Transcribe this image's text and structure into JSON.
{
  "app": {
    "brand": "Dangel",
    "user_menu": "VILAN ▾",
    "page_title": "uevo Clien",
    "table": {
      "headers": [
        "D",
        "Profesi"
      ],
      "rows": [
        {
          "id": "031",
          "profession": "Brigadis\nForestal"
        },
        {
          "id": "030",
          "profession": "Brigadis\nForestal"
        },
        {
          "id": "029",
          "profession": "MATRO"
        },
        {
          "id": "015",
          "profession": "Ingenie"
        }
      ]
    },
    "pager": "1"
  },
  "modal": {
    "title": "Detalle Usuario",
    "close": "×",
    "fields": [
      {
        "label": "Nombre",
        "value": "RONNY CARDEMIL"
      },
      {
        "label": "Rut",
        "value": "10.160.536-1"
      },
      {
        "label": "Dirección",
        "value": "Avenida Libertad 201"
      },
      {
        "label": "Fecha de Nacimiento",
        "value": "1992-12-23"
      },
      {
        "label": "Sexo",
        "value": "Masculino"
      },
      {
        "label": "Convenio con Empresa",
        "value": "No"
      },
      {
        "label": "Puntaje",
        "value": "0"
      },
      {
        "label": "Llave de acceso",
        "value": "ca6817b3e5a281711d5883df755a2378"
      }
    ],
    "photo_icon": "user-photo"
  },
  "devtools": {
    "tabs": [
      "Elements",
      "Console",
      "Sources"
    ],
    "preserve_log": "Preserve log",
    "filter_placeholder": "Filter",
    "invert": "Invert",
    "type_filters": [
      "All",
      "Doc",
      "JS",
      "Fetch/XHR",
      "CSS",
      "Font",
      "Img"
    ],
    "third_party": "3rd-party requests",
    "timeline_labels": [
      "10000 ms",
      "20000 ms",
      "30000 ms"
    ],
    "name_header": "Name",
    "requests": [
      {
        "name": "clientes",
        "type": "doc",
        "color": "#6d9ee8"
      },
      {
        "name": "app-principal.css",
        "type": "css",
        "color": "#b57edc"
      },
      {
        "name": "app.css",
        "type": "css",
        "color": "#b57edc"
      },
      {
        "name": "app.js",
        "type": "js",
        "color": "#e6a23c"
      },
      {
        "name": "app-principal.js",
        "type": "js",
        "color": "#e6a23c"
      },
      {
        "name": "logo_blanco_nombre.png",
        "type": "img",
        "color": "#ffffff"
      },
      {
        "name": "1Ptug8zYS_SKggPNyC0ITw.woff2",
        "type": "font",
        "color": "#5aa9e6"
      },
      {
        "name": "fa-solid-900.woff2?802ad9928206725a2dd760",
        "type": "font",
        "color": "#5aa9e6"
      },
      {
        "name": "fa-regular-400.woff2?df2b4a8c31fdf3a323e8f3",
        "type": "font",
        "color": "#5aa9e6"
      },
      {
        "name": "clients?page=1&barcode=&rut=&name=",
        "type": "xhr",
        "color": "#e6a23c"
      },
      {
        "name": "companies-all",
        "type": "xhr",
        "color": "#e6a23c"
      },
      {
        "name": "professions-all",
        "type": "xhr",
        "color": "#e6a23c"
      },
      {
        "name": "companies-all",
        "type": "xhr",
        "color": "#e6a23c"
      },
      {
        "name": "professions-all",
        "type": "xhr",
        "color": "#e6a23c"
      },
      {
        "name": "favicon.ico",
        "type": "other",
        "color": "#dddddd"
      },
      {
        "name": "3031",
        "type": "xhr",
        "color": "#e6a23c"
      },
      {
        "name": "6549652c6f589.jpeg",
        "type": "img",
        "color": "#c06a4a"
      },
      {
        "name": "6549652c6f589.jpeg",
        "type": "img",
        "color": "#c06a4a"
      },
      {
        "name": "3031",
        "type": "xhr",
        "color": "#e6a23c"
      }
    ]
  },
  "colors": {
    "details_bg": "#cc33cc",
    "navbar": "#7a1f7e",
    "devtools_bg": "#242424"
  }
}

......

WHAT YOU HAVE TO DO: Set down the entries above again, word for word.

ANSWER TO THIS EXERCISE:
Transcribe this image's text and structure into JSON.
{
  "app": {
    "brand": "Dangel",
    "user_menu": "VILAN ▾",
    "page_title": "uevo Clien",
    "table": {
      "headers": [
        "D",
        "Profesi"
      ],
      "rows": [
        {
          "id": "031",
          "profession": "Brigadis\nForestal"
        },
        {
          "id": "030",
          "profession": "Brigadis\nForestal"
        },
        {
          "id": "029",
          "profession": "MATRO"
        },
        {
          "id": "015",
          "profession": "Ingenie"
        }
      ]
    },
    "pager": "1"
  },
  "modal": {
    "title": "Detalle Usuario",
    "close": "×",
    "fields": [
      {
        "label": "Nombre",
        "value": "RONNY CARDEMIL"
      },
      {
        "label": "Rut",
        "value": "10.160.536-1"
      },
      {
        "label": "Dirección",
        "value": "Avenida Libertad 201"
      },
      {
        "label": "Fecha de Nacimiento",
        "value": "1992-12-23"
      },
      {
        "label": "Sexo",
        "value": "Masculino"
      },
      {
        "label": "Convenio con Empresa",
        "value": "No"
      },
      {
        "label": "Puntaje",
        "value": "0"
      },
      {
        "label": "Llave de acceso",
        "value": "ca6817b3e5a281711d5883df755a2378"
      }
    ],
    "photo_icon": "user-photo"
  },
  "devtools": {
    "tabs": [
      "Elements",
      "Console",
      "Sources"
    ],
    "preserve_log": "Preserve log",
    "filter_placeholder": "Filter",
    "invert": "Invert",
    "type_filters": [
      "All",
      "Doc",
      "JS",
      "Fetch/XHR",
      "CSS",
      "Font",
      "Img"
    ],
    "third_party": "3rd-party requests",
    "timeline_labels": [
      "10000 ms",
      "20000 ms",
      "30000 ms"
    ],
    "name_header": "Name",
    "requests": [
      {
        "name": "clientes",
        "type": "doc",
        "color": "#6d9ee8"
      },
      {
        "name": "app-principal.css",
        "type": "css",
        "color": "#b57edc"
      },
      {
        "name": "app.css",
        "type": "css",
        "color": "#b57edc"
      },
      {
        "name": "app.js",
        "type": "js",
        "color": "#e6a23c"
      },
      {
        "name": "app-principal.js",
        "type": "js",
        "color": "#e6a23c"
      },
      {
        "name": "logo_blanco_nombre.png",
        "type": "img",
        "color": "#ffffff"
      },
      {
        "name": "1Ptug8zYS_SKggPNyC0ITw.woff2",
        "type": "font",
        "color": "#5aa9e6"
      },
      {
        "name": "fa-solid-900.woff2?802ad9928206725a2dd760",
        "type": "font",
        "color": "#5aa9e6"
      },
      {
        "name": "fa-regular-400.woff2?df2b4a8c31fdf3a323e8f3",
        "type": "font",
        "color": "#5aa9e6"
      },
      {
        "name": "clients?page=1&barcode=&rut=&name=",
        "type": "xhr",
        "color": "#e6a23c"
      },
      {
        "name": "companies-all",
        "type": "xhr",
        "color": "#e6a23c"
      },
      {
        "name": "professions-all",
        "type": "xhr",
        "color": "#e6a23c"
      },
      {
        "name": "companies-all",
        "type": "xhr",
        "color": "#e6a23c"
      },
      {
        "name": "professions-all",
        "type": "xhr",
        "color": "#e6a23c"
      },
      {
        "name": "favicon.ico",
        "type": "other",
        "color": "#dddddd"
      },
      {
        "name": "3031",
        "type": "xhr",
        "color": "#e6a23c"
      },
      {
        "name": "6549652c6f589.jpeg",
        "type": "img",
        "color": "#c06a4a"
      },
      {
        "name": "6549652c6f589.jpeg",
        "type": "img",
        "color": "#c06a4a"
      },
      {
        "name": "3031",
        "type": "xhr",
        "color": "#e6a23c"
      }
    ]
  },
  "colors": {
    "details_bg": "#cc33cc",
    "navbar": "#7a1f7e",
    "devtools_bg": "#242424"
  }
}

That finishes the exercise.